• Brief: Can you copy out every line of the records below, character for character and in the same order?

• Data excerpts:
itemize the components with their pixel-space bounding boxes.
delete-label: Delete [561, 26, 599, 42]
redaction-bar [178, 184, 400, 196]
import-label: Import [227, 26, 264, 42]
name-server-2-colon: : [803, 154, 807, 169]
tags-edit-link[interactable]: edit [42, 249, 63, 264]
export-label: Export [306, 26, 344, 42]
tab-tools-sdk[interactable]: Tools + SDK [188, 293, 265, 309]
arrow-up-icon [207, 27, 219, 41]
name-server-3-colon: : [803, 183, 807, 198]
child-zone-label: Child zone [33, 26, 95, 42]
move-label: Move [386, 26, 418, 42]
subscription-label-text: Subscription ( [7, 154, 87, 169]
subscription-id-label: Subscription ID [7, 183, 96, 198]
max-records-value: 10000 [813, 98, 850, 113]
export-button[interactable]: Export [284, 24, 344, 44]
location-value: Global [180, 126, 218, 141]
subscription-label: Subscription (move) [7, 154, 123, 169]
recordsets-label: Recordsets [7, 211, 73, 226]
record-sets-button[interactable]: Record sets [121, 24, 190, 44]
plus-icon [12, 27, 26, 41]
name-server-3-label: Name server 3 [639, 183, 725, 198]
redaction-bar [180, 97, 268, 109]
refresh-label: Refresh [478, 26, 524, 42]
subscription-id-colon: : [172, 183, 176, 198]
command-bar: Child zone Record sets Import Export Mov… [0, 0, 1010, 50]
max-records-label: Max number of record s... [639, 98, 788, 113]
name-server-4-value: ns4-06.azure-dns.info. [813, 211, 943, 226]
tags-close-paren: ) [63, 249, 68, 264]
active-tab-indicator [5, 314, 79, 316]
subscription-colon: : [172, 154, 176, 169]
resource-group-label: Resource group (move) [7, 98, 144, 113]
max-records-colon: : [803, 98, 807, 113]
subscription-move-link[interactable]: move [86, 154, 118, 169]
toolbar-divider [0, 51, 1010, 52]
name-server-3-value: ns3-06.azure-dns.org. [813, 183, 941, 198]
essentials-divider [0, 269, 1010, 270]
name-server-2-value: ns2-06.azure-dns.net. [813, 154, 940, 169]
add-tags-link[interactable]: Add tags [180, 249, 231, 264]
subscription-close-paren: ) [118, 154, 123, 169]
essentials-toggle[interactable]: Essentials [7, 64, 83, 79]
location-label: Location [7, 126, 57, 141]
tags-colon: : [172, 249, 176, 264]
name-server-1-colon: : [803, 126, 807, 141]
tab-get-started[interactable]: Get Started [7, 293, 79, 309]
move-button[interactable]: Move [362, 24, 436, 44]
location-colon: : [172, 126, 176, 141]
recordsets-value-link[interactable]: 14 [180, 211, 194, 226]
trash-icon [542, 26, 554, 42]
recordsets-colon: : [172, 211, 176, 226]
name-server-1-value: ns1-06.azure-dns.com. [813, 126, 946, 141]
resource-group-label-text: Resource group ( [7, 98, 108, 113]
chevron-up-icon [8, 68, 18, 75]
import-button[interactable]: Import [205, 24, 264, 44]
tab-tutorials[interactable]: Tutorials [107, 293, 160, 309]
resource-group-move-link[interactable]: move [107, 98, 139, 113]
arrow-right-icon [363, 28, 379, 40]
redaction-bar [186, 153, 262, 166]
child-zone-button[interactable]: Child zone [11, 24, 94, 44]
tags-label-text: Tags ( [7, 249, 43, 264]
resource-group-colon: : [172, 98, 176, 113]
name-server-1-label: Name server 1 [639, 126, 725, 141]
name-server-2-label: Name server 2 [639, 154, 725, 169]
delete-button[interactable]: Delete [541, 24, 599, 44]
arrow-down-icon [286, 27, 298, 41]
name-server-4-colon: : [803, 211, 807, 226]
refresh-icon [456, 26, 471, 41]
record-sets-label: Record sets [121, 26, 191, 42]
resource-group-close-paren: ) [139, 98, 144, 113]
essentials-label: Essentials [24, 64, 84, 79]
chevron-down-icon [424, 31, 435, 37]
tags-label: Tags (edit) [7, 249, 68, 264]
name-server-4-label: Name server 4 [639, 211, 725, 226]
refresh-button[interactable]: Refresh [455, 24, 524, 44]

• Output of the task:
itemize the components with their pixel-space bounding boxes.
delete-label: Delete [561, 26, 599, 42]
redaction-bar [178, 184, 400, 196]
import-label: Import [227, 26, 264, 42]
name-server-2-colon: : [803, 154, 807, 169]
tags-edit-link[interactable]: edit [42, 249, 63, 264]
export-label: Export [306, 26, 344, 42]
tab-tools-sdk[interactable]: Tools + SDK [188, 293, 265, 309]
arrow-up-icon [207, 27, 219, 41]
name-server-3-colon: : [803, 183, 807, 198]
child-zone-label: Child zone [33, 26, 95, 42]
move-label: Move [386, 26, 418, 42]
subscription-label-text: Subscription ( [7, 154, 87, 169]
subscription-id-label: Subscription ID [7, 183, 96, 198]
max-records-value: 10000 [813, 98, 850, 113]
export-button[interactable]: Export [284, 24, 344, 44]
location-value: Global [180, 126, 218, 141]
subscription-label: Subscription (move) [7, 154, 123, 169]
recordsets-label: Recordsets [7, 211, 73, 226]
record-sets-button[interactable]: Record sets [121, 24, 190, 44]
plus-icon [12, 27, 26, 41]
name-server-3-label: Name server 3 [639, 183, 725, 198]
redaction-bar [180, 97, 268, 109]
refresh-label: Refresh [478, 26, 524, 42]
subscription-id-colon: : [172, 183, 176, 198]
command-bar: Child zone Record sets Import Export Mov… [0, 0, 1010, 50]
max-records-label: Max number of record s... [639, 98, 788, 113]
name-server-4-value: ns4-06.azure-dns.info. [813, 211, 943, 226]
tags-close-paren: ) [63, 249, 68, 264]
active-tab-indicator [5, 314, 79, 316]
subscription-colon: : [172, 154, 176, 169]
resource-group-label: Resource group (move) [7, 98, 144, 113]
max-records-colon: : [803, 98, 807, 113]
subscription-move-link[interactable]: move [86, 154, 118, 169]
toolbar-divider [0, 51, 1010, 52]
name-server-3-value: ns3-06.azure-dns.org. [813, 183, 941, 198]
essentials-divider [0, 269, 1010, 270]
name-server-2-value: ns2-06.azure-dns.net. [813, 154, 940, 169]
add-tags-link[interactable]: Add tags [180, 249, 231, 264]
subscription-close-paren: ) [118, 154, 123, 169]
essentials-toggle[interactable]: Essentials [7, 64, 83, 79]
location-label: Location [7, 126, 57, 141]
tags-colon: : [172, 249, 176, 264]
name-server-1-colon: : [803, 126, 807, 141]
tab-get-started[interactable]: Get Started [7, 293, 79, 309]
move-button[interactable]: Move [362, 24, 436, 44]
location-colon: : [172, 126, 176, 141]
recordsets-value-link[interactable]: 14 [180, 211, 194, 226]
trash-icon [542, 26, 554, 42]
recordsets-colon: : [172, 211, 176, 226]
name-server-1-value: ns1-06.azure-dns.com. [813, 126, 946, 141]
resource-group-label-text: Resource group ( [7, 98, 108, 113]
chevron-up-icon [8, 68, 18, 75]
import-button[interactable]: Import [205, 24, 264, 44]
tab-tutorials[interactable]: Tutorials [107, 293, 160, 309]
resource-group-move-link[interactable]: move [107, 98, 139, 113]
arrow-right-icon [363, 28, 379, 40]
redaction-bar [186, 153, 262, 166]
child-zone-button[interactable]: Child zone [11, 24, 94, 44]
tags-label-text: Tags ( [7, 249, 43, 264]
resource-group-colon: : [172, 98, 176, 113]
name-server-1-label: Name server 1 [639, 126, 725, 141]
name-server-2-label: Name server 2 [639, 154, 725, 169]
delete-button[interactable]: Delete [541, 24, 599, 44]
arrow-down-icon [286, 27, 298, 41]
name-server-4-colon: : [803, 211, 807, 226]
refresh-icon [456, 26, 471, 41]
record-sets-label: Record sets [121, 26, 191, 42]
resource-group-close-paren: ) [139, 98, 144, 113]
essentials-label: Essentials [24, 64, 84, 79]
chevron-down-icon [424, 31, 435, 37]
tags-label: Tags (edit) [7, 249, 68, 264]
name-server-4-label: Name server 4 [639, 211, 725, 226]
refresh-button[interactable]: Refresh [455, 24, 524, 44]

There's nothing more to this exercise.